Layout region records
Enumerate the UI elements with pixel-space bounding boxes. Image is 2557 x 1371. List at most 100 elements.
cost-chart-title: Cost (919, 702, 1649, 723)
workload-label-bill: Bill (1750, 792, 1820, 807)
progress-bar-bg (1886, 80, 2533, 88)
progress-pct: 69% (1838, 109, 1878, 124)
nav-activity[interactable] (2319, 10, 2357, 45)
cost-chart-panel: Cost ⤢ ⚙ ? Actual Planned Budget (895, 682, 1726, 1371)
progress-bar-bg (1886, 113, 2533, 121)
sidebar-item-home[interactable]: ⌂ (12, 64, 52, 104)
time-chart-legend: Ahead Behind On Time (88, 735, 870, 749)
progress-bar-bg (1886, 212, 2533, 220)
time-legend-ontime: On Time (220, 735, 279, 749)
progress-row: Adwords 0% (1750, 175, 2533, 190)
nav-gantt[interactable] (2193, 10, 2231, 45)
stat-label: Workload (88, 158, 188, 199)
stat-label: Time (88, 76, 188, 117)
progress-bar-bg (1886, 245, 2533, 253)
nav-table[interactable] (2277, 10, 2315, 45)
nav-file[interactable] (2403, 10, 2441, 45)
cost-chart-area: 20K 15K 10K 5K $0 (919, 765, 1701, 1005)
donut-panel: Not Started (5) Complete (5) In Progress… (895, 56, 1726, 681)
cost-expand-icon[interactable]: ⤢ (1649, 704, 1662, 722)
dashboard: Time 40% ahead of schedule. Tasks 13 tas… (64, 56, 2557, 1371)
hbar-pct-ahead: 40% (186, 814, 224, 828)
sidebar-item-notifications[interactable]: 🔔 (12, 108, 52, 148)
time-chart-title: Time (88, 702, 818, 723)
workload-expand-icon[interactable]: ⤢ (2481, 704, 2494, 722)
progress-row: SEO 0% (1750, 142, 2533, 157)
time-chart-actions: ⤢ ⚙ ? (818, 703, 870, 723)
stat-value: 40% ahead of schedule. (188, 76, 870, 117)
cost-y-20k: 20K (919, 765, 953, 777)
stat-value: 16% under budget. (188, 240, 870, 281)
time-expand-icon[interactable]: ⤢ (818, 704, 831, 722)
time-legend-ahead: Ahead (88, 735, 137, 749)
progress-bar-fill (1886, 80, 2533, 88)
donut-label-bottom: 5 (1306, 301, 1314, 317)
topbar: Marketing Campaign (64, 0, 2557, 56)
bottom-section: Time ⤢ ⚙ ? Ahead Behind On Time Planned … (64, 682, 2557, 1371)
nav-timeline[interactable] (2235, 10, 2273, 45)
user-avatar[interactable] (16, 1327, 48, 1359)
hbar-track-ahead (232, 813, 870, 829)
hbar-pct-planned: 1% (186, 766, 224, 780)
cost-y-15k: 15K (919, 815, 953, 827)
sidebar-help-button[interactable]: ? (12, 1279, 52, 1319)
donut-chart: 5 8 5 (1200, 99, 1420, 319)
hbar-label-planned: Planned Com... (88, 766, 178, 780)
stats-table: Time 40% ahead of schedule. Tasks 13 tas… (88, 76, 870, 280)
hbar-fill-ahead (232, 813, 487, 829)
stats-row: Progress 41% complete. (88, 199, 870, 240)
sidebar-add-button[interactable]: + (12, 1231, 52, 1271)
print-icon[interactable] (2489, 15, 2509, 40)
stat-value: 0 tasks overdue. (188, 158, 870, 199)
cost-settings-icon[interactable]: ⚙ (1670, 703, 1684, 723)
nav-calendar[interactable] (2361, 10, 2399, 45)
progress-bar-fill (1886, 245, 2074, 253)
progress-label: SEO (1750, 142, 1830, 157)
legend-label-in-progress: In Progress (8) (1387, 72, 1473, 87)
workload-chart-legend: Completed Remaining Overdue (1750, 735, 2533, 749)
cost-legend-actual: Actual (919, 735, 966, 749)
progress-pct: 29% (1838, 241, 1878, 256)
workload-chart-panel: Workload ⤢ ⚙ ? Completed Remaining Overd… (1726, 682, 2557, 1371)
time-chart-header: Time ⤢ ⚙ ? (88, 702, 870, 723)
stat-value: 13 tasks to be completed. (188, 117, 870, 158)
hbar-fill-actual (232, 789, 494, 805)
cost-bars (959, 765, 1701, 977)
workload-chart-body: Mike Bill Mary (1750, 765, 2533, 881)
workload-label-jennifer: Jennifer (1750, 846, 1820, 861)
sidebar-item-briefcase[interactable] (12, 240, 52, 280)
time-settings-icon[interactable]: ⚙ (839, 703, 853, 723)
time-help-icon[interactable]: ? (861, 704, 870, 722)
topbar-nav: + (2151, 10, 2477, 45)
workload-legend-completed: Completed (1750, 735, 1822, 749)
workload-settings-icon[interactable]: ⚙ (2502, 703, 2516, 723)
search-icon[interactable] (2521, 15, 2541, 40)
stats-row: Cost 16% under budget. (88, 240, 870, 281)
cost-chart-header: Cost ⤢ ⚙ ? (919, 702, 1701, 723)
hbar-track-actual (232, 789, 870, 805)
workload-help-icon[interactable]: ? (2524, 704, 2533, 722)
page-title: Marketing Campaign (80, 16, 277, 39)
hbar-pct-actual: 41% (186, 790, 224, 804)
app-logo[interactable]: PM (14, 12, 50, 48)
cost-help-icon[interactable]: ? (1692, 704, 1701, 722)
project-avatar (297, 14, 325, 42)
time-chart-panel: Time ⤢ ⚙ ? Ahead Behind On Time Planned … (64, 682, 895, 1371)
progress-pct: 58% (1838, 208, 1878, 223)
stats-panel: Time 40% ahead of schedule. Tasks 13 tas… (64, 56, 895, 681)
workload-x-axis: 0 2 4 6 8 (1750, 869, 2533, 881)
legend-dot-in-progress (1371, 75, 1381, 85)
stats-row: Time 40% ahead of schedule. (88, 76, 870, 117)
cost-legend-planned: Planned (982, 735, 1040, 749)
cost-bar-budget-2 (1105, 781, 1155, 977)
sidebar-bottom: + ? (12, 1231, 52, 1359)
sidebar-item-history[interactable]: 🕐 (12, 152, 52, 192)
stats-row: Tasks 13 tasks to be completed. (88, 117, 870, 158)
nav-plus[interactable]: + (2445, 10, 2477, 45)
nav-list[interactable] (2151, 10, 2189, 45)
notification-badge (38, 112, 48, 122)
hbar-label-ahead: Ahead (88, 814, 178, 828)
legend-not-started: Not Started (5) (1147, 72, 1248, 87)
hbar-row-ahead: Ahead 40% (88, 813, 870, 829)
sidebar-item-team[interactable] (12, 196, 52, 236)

• Problem to solve:
Reproduce the listing verbatim, from its opening line through the line containing "stat-value: 40% ahead", with both of those lines included.

• Full answer:
Enumerate the UI elements with pixel-space bounding boxes. Image is 2557 x 1371. List at most 100 elements.
cost-chart-title: Cost (919, 702, 1649, 723)
workload-label-bill: Bill (1750, 792, 1820, 807)
progress-bar-bg (1886, 80, 2533, 88)
progress-pct: 69% (1838, 109, 1878, 124)
nav-activity[interactable] (2319, 10, 2357, 45)
cost-chart-panel: Cost ⤢ ⚙ ? Actual Planned Budget (895, 682, 1726, 1371)
progress-bar-bg (1886, 113, 2533, 121)
sidebar-item-home[interactable]: ⌂ (12, 64, 52, 104)
time-chart-legend: Ahead Behind On Time (88, 735, 870, 749)
progress-bar-bg (1886, 212, 2533, 220)
time-legend-ontime: On Time (220, 735, 279, 749)
progress-row: Adwords 0% (1750, 175, 2533, 190)
nav-gantt[interactable] (2193, 10, 2231, 45)
stat-label: Workload (88, 158, 188, 199)
stat-label: Time (88, 76, 188, 117)
progress-bar-bg (1886, 245, 2533, 253)
nav-table[interactable] (2277, 10, 2315, 45)
nav-file[interactable] (2403, 10, 2441, 45)
cost-chart-area: 20K 15K 10K 5K $0 (919, 765, 1701, 1005)
donut-panel: Not Started (5) Complete (5) In Progress… (895, 56, 1726, 681)
cost-expand-icon[interactable]: ⤢ (1649, 704, 1662, 722)
dashboard: Time 40% ahead of schedule. Tasks 13 tas… (64, 56, 2557, 1371)
hbar-pct-ahead: 40% (186, 814, 224, 828)
sidebar-item-notifications[interactable]: 🔔 (12, 108, 52, 148)
time-chart-title: Time (88, 702, 818, 723)
workload-expand-icon[interactable]: ⤢ (2481, 704, 2494, 722)
progress-row: SEO 0% (1750, 142, 2533, 157)
time-chart-actions: ⤢ ⚙ ? (818, 703, 870, 723)
stat-value: 40% ahead of schedule. (188, 76, 870, 117)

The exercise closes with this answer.